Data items
****************

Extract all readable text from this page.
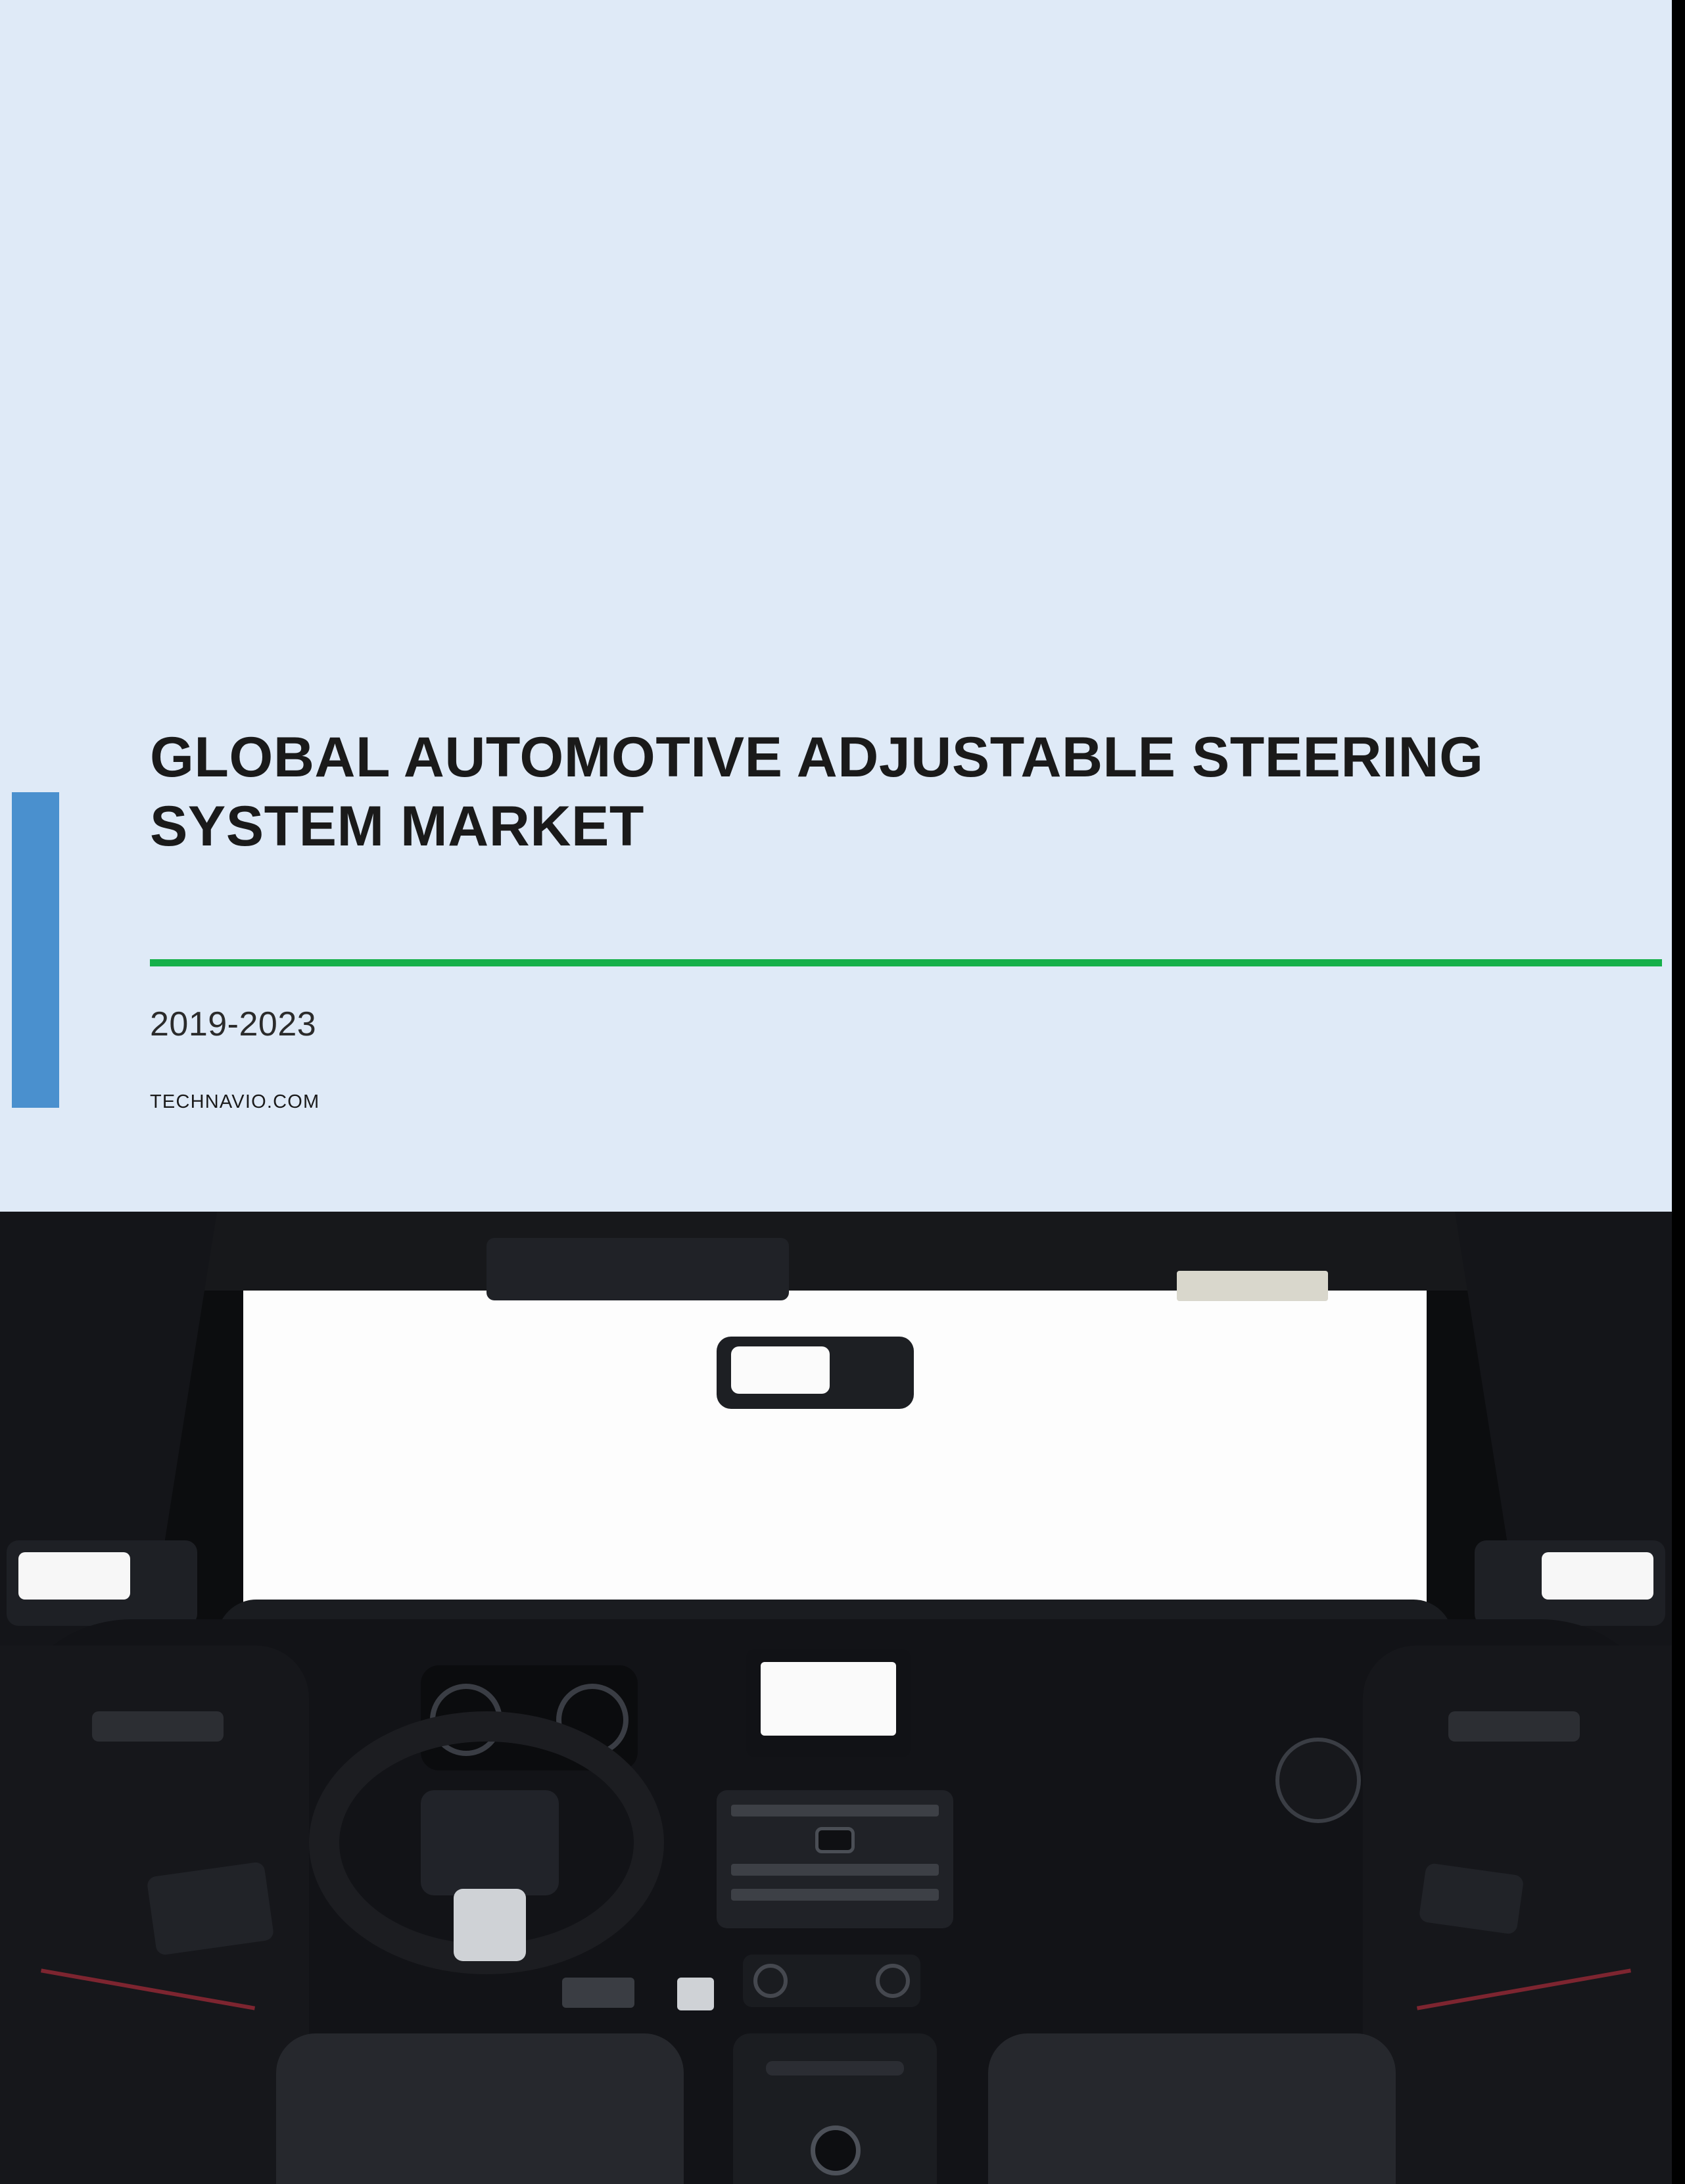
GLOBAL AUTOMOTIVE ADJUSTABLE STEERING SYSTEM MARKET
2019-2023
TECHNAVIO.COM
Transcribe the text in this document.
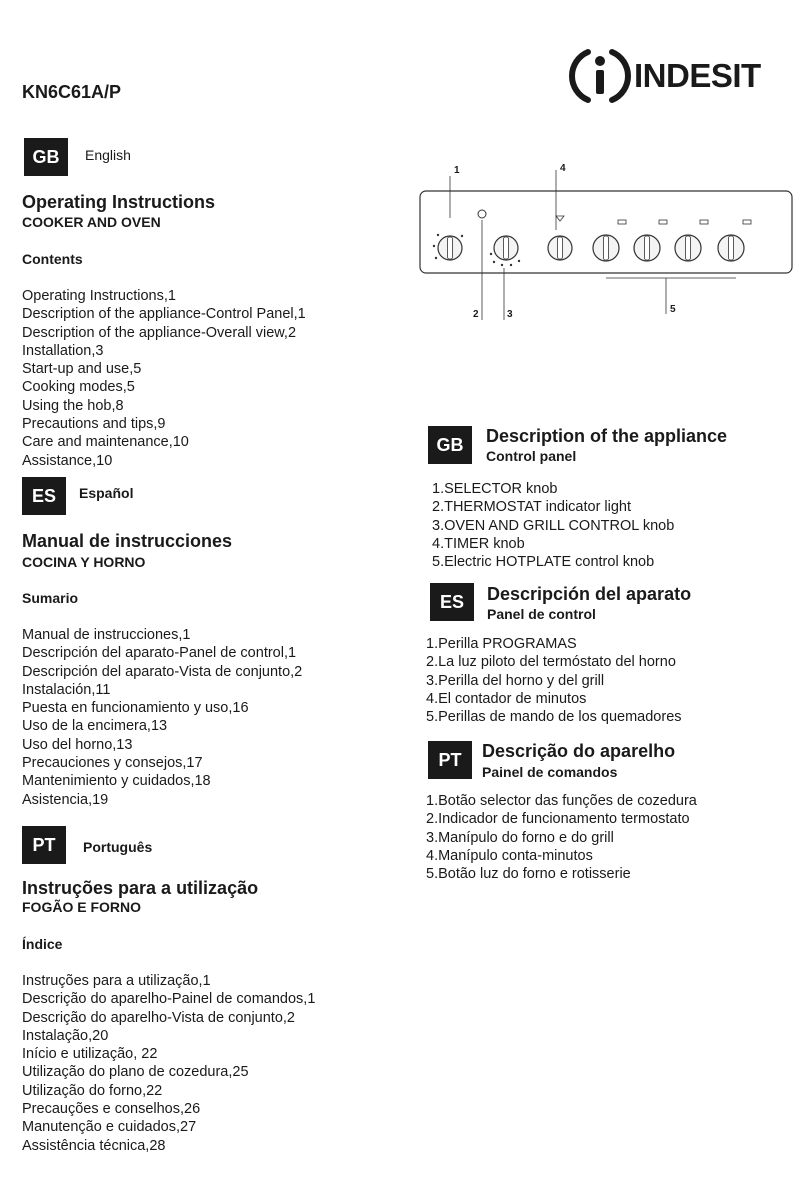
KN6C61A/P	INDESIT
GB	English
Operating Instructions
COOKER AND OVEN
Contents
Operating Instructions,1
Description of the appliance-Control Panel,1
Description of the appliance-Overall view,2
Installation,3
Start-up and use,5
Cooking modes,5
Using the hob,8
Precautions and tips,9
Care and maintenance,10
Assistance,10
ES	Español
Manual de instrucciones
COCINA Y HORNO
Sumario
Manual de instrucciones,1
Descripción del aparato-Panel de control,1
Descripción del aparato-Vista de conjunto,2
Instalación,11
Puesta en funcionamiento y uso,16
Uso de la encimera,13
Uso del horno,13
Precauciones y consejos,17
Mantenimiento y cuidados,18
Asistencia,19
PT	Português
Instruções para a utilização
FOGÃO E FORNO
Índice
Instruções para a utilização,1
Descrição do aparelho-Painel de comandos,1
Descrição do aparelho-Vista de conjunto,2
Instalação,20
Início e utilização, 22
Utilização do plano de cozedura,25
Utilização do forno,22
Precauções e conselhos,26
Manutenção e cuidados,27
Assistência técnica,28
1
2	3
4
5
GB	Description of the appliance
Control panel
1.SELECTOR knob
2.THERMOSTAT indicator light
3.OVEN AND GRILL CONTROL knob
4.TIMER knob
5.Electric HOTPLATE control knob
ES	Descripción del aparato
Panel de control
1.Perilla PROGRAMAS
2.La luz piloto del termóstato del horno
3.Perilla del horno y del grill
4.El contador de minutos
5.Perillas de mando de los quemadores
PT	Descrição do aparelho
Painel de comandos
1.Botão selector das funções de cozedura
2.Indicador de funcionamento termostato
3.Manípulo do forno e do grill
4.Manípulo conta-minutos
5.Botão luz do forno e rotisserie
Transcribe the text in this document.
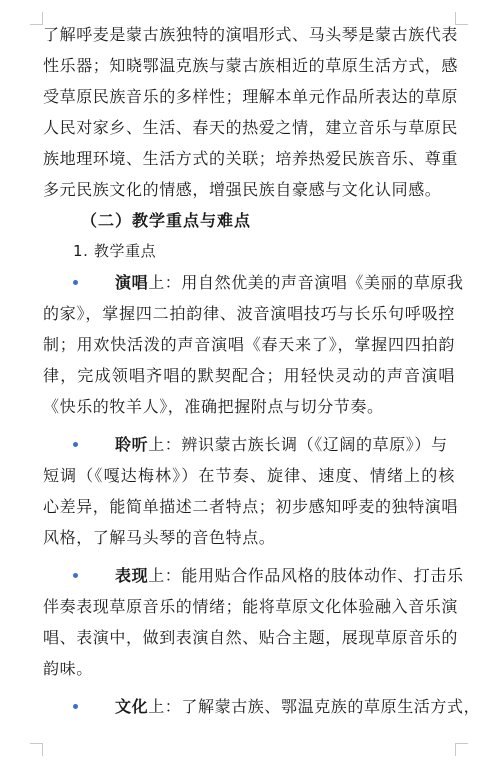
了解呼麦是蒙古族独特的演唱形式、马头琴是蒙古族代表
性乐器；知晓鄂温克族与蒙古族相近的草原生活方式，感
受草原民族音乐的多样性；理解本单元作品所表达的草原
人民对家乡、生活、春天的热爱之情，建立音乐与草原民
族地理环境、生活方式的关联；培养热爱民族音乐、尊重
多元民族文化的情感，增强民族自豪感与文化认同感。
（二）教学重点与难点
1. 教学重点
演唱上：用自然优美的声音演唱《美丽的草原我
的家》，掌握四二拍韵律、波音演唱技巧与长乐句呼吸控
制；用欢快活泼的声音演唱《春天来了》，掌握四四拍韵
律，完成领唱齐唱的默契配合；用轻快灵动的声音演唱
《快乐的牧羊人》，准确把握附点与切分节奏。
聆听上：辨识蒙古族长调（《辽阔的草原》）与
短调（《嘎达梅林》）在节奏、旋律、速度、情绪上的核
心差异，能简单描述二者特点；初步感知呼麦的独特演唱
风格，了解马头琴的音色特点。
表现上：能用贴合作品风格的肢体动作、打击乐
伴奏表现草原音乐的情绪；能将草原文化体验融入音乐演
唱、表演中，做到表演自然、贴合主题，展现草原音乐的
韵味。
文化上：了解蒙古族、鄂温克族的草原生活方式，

****************

Directions:
Go through the records and show every line with the string "aparato" in it.

Solution to this problem:
Descripción del aparato-Panel de control,1
Descripción del aparato-Vista de conjunto,2
ES	Descripción del aparato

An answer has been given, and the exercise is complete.